◆ **Your goal**
Work out how many lines of the records contain "axis". Answer with the number and nothing else.

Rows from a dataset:
====================

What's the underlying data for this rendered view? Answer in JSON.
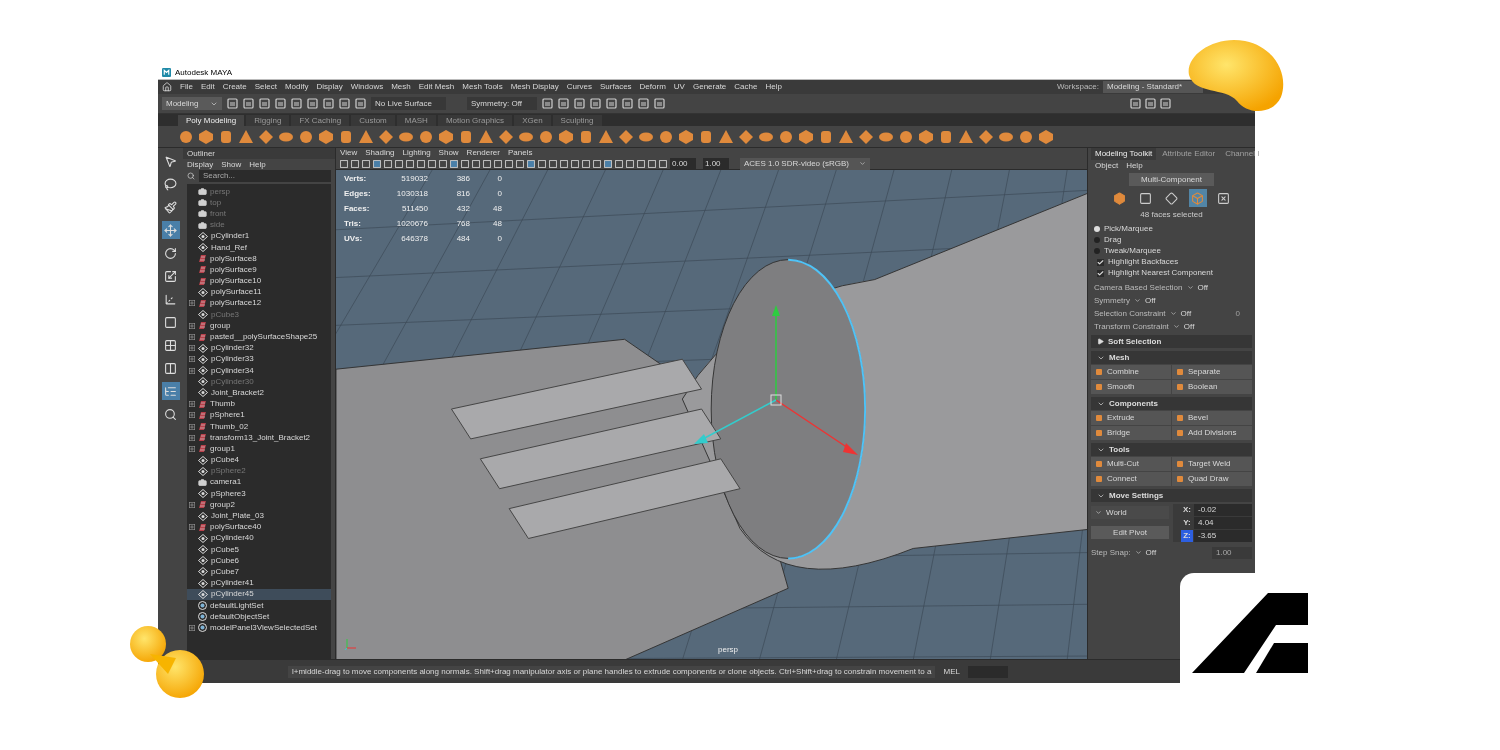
{
  "window": {
    "title": "Autodesk MAYA"
  },
  "menu_bar": [
    "File",
    "Edit",
    "Create",
    "Select",
    "Modify",
    "Display",
    "Windows",
    "Mesh",
    "Edit Mesh",
    "Mesh Tools",
    "Mesh Display",
    "Curves",
    "Surfaces",
    "Deform",
    "UV",
    "Generate",
    "Cache",
    "Help"
  ],
  "workspace": {
    "label": "Workspace:",
    "value": "Modeling - Standard*"
  },
  "status_line": {
    "mode": "Modeling",
    "live_surface": "No Live Surface",
    "symmetry": "Symmetry: Off"
  },
  "shelf_tabs": [
    {
      "label": "Poly Modeling",
      "selected": true
    },
    {
      "label": "Rigging",
      "selected": false
    },
    {
      "label": "FX Caching",
      "selected": false
    },
    {
      "label": "Custom",
      "selected": false
    },
    {
      "label": "MASH",
      "selected": false
    },
    {
      "label": "Motion Graphics",
      "selected": false
    },
    {
      "label": "XGen",
      "selected": false
    },
    {
      "label": "Sculpting",
      "selected": false
    }
  ],
  "toolbox": [
    {
      "kind": "select",
      "selected": false
    },
    {
      "kind": "lasso",
      "selected": false
    },
    {
      "kind": "paint",
      "selected": false
    },
    {
      "kind": "move",
      "selected": true
    },
    {
      "kind": "rotate",
      "selected": false
    },
    {
      "kind": "scale",
      "selected": false
    },
    {
      "kind": "axis",
      "selected": false
    },
    {
      "kind": "single",
      "selected": false
    },
    {
      "kind": "four",
      "selected": false
    },
    {
      "kind": "two",
      "selected": false
    },
    {
      "kind": "outliner",
      "selected": true
    },
    {
      "kind": "search",
      "selected": false
    }
  ],
  "outliner": {
    "title": "Outliner",
    "menu": [
      "Display",
      "Show",
      "Help"
    ],
    "search": {
      "placeholder": "Search..."
    },
    "items": [
      {
        "name": "persp",
        "kind": "camera",
        "has_children": false,
        "dimmed": true,
        "selected": false
      },
      {
        "name": "top",
        "kind": "camera",
        "has_children": false,
        "dimmed": true,
        "selected": false
      },
      {
        "name": "front",
        "kind": "camera",
        "has_children": false,
        "dimmed": true,
        "selected": false
      },
      {
        "name": "side",
        "kind": "camera",
        "has_children": false,
        "dimmed": true,
        "selected": false
      },
      {
        "name": "pCylinder1",
        "kind": "transform",
        "has_children": false,
        "dimmed": false,
        "selected": false
      },
      {
        "name": "Hand_Ref",
        "kind": "transform",
        "has_children": false,
        "dimmed": false,
        "selected": false
      },
      {
        "name": "polySurface8",
        "kind": "mesh",
        "has_children": false,
        "dimmed": false,
        "selected": false
      },
      {
        "name": "polySurface9",
        "kind": "mesh",
        "has_children": false,
        "dimmed": false,
        "selected": false
      },
      {
        "name": "polySurface10",
        "kind": "mesh",
        "has_children": false,
        "dimmed": false,
        "selected": false
      },
      {
        "name": "polySurface11",
        "kind": "transform",
        "has_children": false,
        "dimmed": false,
        "selected": false
      },
      {
        "name": "polySurface12",
        "kind": "mesh",
        "has_children": true,
        "dimmed": false,
        "selected": false
      },
      {
        "name": "pCube3",
        "kind": "transform",
        "has_children": false,
        "dimmed": true,
        "selected": false
      },
      {
        "name": "group",
        "kind": "mesh",
        "has_children": true,
        "dimmed": false,
        "selected": false
      },
      {
        "name": "pasted__polySurfaceShape25",
        "kind": "mesh",
        "has_children": true,
        "dimmed": false,
        "selected": false
      },
      {
        "name": "pCylinder32",
        "kind": "transform",
        "has_children": true,
        "dimmed": false,
        "selected": false
      },
      {
        "name": "pCylinder33",
        "kind": "transform",
        "has_children": true,
        "dimmed": false,
        "selected": false
      },
      {
        "name": "pCylinder34",
        "kind": "transform",
        "has_children": true,
        "dimmed": false,
        "selected": false
      },
      {
        "name": "pCylinder30",
        "kind": "transform",
        "has_children": false,
        "dimmed": true,
        "selected": false
      },
      {
        "name": "Joint_Bracket2",
        "kind": "transform",
        "has_children": false,
        "dimmed": false,
        "selected": false
      },
      {
        "name": "Thumb",
        "kind": "mesh",
        "has_children": true,
        "dimmed": false,
        "selected": false
      },
      {
        "name": "pSphere1",
        "kind": "mesh",
        "has_children": true,
        "dimmed": false,
        "selected": false
      },
      {
        "name": "Thumb_02",
        "kind": "mesh",
        "has_children": true,
        "dimmed": false,
        "selected": false
      },
      {
        "name": "transform13_Joint_Bracket2",
        "kind": "mesh",
        "has_children": true,
        "dimmed": false,
        "selected": false
      },
      {
        "name": "group1",
        "kind": "mesh",
        "has_children": true,
        "dimmed": false,
        "selected": false
      },
      {
        "name": "pCube4",
        "kind": "transform",
        "has_children": false,
        "dimmed": false,
        "selected": false
      },
      {
        "name": "pSphere2",
        "kind": "transform",
        "has_children": false,
        "dimmed": true,
        "selected": false
      },
      {
        "name": "camera1",
        "kind": "camera",
        "has_children": false,
        "dimmed": false,
        "selected": false
      },
      {
        "name": "pSphere3",
        "kind": "transform",
        "has_children": false,
        "dimmed": false,
        "selected": false
      },
      {
        "name": "group2",
        "kind": "mesh",
        "has_children": true,
        "dimmed": false,
        "selected": false
      },
      {
        "name": "Joint_Plate_03",
        "kind": "transform",
        "has_children": false,
        "dimmed": false,
        "selected": false
      },
      {
        "name": "polySurface40",
        "kind": "mesh",
        "has_children": true,
        "dimmed": false,
        "selected": false
      },
      {
        "name": "pCylinder40",
        "kind": "transform",
        "has_children": false,
        "dimmed": false,
        "selected": false
      },
      {
        "name": "pCube5",
        "kind": "transform",
        "has_children": false,
        "dimmed": false,
        "selected": false
      },
      {
        "name": "pCube6",
        "kind": "transform",
        "has_children": false,
        "dimmed": false,
        "selected": false
      },
      {
        "name": "pCube7",
        "kind": "transform",
        "has_children": false,
        "dimmed": false,
        "selected": false
      },
      {
        "name": "pCylinder41",
        "kind": "transform",
        "has_children": false,
        "dimmed": false,
        "selected": false
      },
      {
        "name": "pCylinder45",
        "kind": "transform",
        "has_children": false,
        "dimmed": false,
        "selected": true
      },
      {
        "name": "defaultLightSet",
        "kind": "set",
        "has_children": false,
        "dimmed": false,
        "selected": false
      },
      {
        "name": "defaultObjectSet",
        "kind": "set",
        "has_children": false,
        "dimmed": false,
        "selected": false
      },
      {
        "name": "modelPanel3ViewSelectedSet",
        "kind": "set",
        "has_children": true,
        "dimmed": false,
        "selected": false
      }
    ]
  },
  "viewport": {
    "menu": [
      "View",
      "Shading",
      "Lighting",
      "Show",
      "Renderer",
      "Panels"
    ],
    "exposure": "0.00",
    "gamma": "1.00",
    "color_space": "ACES 1.0 SDR-video (sRGB)",
    "hud": [
      {
        "label": "Verts:",
        "values": [
          "519032",
          "386",
          "0"
        ]
      },
      {
        "label": "Edges:",
        "values": [
          "1030318",
          "816",
          "0"
        ]
      },
      {
        "label": "Faces:",
        "values": [
          "511450",
          "432",
          "48"
        ]
      },
      {
        "label": "Tris:",
        "values": [
          "1020676",
          "768",
          "48"
        ]
      },
      {
        "label": "UVs:",
        "values": [
          "646378",
          "484",
          "0"
        ]
      }
    ],
    "camera": "persp"
  },
  "toolkit": {
    "tabs": [
      {
        "label": "Modeling Toolkit",
        "selected": true
      },
      {
        "label": "Attribute Editor",
        "selected": false
      },
      {
        "label": "Channel I",
        "selected": false
      }
    ],
    "menu": [
      "Object",
      "Help"
    ],
    "mode_button": "Multi-Component",
    "component_modes": [
      {
        "kind": "object",
        "selected": false
      },
      {
        "kind": "vertex",
        "selected": false
      },
      {
        "kind": "edge",
        "selected": false
      },
      {
        "kind": "face",
        "selected": true
      },
      {
        "kind": "uv",
        "selected": false
      }
    ],
    "selection_info": "48 faces selected",
    "pick_modes": [
      {
        "label": "Pick/Marquee",
        "selected": true
      },
      {
        "label": "Drag",
        "selected": false
      },
      {
        "label": "Tweak/Marquee",
        "selected": false
      }
    ],
    "options": [
      {
        "label": "Highlight Backfaces",
        "checked": true
      },
      {
        "label": "Highlight Nearest Component",
        "checked": true
      }
    ],
    "settings": [
      {
        "label": "Camera Based Selection",
        "value": "Off"
      },
      {
        "label": "Symmetry",
        "value": "Off"
      },
      {
        "label": "Selection Constraint",
        "value": "Off",
        "extra": "0"
      },
      {
        "label": "Transform Constraint",
        "value": "Off"
      }
    ],
    "sections": [
      {
        "title": "Soft Selection",
        "expanded": false
      },
      {
        "title": "Mesh",
        "expanded": true,
        "buttons": [
          "Combine",
          "Separate",
          "Smooth",
          "Boolean"
        ]
      },
      {
        "title": "Components",
        "expanded": true,
        "buttons": [
          "Extrude",
          "Bevel",
          "Bridge",
          "Add Divisions"
        ]
      },
      {
        "title": "Tools",
        "expanded": true,
        "buttons": [
          "Multi-Cut",
          "Target Weld",
          "Connect",
          "Quad Draw"
        ]
      }
    ],
    "move_settings": {
      "title": "Move Settings",
      "expanded": true,
      "space": "World",
      "edit_pivot": "Edit Pivot",
      "coords": [
        {
          "axis": "X:",
          "value": "-0.02",
          "selected": false
        },
        {
          "axis": "Y:",
          "value": "4.04",
          "selected": false
        },
        {
          "axis": "Z:",
          "value": "-3.65",
          "selected": true
        }
      ],
      "step_snap": {
        "label": "Step Snap:",
        "value": "Off",
        "amount": "1.00"
      }
    }
  },
  "status_bar": {
    "help": "l+middle-drag to move components along normals. Shift+drag manipulator axis or plane handles to extrude components or clone objects. Ctrl+Shift+drag to constrain movement to a",
    "command_type": "MEL"
  }
}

====================

◆ **Solution to this task**
5